_Task description_
Which lines hold the word "Merit"? Show each of them.

Items from a data source
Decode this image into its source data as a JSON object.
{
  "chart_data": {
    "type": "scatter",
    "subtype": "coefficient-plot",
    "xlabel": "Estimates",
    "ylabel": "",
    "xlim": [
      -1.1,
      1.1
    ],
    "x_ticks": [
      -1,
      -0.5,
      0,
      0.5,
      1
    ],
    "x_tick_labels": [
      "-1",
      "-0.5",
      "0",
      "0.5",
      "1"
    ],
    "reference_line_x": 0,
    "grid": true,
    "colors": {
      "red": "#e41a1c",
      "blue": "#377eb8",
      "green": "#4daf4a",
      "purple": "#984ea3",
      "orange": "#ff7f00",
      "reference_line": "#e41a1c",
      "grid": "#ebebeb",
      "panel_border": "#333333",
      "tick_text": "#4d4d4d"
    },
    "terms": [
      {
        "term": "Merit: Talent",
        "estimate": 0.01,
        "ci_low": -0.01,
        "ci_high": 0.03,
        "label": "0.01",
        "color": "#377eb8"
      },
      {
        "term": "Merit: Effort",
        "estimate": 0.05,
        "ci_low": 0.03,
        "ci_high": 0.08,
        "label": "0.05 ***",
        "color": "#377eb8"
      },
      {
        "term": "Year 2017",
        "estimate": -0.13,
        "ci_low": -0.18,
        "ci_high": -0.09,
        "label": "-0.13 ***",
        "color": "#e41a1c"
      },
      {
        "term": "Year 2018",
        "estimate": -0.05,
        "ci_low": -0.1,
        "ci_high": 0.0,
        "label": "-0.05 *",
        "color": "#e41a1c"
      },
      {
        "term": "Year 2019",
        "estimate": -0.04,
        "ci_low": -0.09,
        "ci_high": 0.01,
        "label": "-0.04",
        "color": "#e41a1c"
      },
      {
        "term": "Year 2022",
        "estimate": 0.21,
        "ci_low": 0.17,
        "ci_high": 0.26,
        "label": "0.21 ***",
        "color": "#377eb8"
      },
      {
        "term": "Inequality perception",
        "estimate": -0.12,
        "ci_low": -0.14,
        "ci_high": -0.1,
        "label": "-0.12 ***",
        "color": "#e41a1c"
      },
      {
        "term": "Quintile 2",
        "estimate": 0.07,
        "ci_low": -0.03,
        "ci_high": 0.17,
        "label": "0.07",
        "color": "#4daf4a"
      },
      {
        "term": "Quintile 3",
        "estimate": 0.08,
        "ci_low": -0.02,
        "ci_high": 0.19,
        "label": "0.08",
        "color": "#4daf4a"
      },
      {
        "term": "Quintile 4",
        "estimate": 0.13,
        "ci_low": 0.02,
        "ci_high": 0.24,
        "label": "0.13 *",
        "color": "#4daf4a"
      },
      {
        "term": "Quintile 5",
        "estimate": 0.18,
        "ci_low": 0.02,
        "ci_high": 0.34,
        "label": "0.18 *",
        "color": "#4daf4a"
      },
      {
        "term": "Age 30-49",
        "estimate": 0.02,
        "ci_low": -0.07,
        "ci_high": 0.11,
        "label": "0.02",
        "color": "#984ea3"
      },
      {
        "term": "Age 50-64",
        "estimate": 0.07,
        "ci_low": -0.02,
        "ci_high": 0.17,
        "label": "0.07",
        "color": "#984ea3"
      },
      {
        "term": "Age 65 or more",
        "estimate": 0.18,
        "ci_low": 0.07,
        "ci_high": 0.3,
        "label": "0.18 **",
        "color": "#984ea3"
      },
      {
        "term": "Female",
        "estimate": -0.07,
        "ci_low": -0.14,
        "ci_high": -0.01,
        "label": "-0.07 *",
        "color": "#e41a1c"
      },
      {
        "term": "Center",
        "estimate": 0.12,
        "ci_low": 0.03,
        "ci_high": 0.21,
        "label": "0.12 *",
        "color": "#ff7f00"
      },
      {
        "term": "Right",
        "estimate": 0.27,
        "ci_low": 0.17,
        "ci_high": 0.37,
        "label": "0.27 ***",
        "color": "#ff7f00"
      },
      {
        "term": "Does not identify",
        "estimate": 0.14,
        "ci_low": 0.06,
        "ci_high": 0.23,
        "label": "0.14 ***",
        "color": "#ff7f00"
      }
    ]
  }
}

_Solved exercise_
        "term": "Merit: Talent",
        "term": "Merit: Effort",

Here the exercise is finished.